STATED GOAL:
Go through the records and extract every line with the word "окружающей".

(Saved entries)

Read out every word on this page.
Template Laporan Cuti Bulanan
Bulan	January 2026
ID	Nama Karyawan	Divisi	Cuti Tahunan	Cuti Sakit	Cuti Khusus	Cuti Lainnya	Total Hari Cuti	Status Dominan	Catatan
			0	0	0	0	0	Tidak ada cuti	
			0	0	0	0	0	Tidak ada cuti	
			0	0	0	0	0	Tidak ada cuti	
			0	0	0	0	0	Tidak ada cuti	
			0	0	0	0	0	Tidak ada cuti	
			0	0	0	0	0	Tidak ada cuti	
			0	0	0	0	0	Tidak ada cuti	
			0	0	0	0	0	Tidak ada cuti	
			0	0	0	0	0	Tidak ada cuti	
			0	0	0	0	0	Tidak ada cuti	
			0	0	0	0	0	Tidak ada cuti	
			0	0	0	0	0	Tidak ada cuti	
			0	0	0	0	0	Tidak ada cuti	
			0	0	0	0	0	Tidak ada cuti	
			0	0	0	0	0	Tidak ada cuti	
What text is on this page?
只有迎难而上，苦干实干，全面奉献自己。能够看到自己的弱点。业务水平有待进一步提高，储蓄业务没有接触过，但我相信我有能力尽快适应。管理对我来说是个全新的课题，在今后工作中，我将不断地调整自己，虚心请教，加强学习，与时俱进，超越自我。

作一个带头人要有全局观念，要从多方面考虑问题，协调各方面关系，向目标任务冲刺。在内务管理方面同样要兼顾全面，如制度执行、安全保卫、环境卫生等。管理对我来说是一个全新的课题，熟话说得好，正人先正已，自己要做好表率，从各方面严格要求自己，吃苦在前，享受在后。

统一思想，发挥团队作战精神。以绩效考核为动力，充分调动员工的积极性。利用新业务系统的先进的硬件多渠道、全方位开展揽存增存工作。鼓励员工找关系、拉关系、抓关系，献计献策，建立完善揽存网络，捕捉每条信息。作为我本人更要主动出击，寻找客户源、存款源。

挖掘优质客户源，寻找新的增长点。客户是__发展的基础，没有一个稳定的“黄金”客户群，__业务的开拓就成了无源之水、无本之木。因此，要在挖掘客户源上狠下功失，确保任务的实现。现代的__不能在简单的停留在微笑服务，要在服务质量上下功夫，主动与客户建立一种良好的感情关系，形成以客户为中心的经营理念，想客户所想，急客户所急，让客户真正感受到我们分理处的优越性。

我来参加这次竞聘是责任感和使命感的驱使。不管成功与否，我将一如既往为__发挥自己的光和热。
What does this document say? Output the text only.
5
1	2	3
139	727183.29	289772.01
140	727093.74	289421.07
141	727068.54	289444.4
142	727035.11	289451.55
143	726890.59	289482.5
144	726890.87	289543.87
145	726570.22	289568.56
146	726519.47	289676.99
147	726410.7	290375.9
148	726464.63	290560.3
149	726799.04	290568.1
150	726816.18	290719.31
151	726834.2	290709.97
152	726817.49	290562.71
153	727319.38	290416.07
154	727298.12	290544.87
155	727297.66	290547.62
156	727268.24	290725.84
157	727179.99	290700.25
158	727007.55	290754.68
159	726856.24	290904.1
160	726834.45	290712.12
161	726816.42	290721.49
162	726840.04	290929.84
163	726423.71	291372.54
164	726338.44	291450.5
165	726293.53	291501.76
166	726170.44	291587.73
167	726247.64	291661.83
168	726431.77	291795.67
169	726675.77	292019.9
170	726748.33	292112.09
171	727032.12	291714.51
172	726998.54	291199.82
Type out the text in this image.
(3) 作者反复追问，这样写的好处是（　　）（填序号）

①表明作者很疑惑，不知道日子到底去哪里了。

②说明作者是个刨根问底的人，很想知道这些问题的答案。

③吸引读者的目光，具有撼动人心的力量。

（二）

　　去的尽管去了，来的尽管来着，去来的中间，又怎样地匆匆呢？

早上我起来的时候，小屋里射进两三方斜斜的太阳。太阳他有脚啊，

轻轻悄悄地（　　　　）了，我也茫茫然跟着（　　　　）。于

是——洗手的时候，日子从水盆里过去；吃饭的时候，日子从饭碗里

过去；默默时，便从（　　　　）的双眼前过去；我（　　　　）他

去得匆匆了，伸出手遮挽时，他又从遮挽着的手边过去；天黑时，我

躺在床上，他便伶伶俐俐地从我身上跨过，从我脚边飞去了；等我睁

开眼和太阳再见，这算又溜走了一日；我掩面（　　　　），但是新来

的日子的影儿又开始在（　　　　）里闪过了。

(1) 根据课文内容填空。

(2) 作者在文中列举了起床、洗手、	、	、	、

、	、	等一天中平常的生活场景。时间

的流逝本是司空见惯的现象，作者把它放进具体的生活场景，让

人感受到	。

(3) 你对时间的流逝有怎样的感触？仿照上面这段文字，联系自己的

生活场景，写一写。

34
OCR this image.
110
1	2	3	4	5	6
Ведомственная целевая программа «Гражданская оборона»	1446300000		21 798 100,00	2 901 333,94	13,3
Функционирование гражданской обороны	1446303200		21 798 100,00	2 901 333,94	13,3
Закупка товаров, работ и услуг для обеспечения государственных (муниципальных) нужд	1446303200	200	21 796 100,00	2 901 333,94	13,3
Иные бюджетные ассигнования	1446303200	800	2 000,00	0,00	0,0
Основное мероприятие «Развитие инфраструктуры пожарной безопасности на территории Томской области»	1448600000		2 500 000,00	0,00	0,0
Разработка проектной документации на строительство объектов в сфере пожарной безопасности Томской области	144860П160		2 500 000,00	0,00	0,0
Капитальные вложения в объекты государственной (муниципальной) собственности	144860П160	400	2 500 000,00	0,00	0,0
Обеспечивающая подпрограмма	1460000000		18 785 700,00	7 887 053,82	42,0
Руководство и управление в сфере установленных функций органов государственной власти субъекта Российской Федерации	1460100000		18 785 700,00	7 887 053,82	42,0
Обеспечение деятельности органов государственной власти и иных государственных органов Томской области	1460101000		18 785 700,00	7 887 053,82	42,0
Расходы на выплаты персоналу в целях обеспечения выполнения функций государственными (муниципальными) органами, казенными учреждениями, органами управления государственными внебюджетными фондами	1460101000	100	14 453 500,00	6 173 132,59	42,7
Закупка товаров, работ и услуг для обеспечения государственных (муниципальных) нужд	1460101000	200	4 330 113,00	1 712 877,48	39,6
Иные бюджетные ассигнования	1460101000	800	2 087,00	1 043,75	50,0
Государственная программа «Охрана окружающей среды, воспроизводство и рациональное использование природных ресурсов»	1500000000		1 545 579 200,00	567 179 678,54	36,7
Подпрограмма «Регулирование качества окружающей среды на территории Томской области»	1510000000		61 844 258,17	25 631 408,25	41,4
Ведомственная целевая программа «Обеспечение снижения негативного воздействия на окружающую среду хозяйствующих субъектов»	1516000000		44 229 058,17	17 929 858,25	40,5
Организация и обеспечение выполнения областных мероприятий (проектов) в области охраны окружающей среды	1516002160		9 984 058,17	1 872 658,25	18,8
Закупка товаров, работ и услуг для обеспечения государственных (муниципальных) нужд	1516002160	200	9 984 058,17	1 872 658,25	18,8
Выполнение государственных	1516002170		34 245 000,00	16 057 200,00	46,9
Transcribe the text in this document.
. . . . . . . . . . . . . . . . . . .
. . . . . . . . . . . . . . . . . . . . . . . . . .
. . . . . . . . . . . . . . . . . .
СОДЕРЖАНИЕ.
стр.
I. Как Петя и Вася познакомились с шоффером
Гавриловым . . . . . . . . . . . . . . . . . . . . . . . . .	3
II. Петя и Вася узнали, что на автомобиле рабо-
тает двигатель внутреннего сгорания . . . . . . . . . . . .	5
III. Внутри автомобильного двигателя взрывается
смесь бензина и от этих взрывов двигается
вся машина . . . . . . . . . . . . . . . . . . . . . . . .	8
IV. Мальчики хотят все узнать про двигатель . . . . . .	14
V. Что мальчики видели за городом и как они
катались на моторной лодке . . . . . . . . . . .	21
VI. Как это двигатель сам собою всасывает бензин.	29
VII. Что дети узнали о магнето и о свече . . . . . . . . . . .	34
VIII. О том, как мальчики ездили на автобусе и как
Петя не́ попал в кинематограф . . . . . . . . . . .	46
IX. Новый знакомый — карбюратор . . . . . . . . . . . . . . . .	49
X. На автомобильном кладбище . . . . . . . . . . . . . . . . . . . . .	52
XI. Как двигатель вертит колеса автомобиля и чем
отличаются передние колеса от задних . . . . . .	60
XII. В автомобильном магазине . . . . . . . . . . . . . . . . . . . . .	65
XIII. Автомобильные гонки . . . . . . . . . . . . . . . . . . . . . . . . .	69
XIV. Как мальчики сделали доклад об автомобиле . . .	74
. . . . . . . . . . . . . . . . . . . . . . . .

RIGHT ANSWER:
Государственная программа «Охрана окружающей среды, воспроизводство и рациональное использование природных ресурсов»	1500000000		1 545 579 200,00	567 179 678,54	36,7
Подпрограмма «Регулирование качества окружающей среды на территории Томской области»	1510000000		61 844 258,17	25 631 408,25	41,4
Организация и обеспечение выполнения областных мероприятий (проектов) в области охраны окружающей среды	1516002160		9 984 058,17	1 872 658,25	18,8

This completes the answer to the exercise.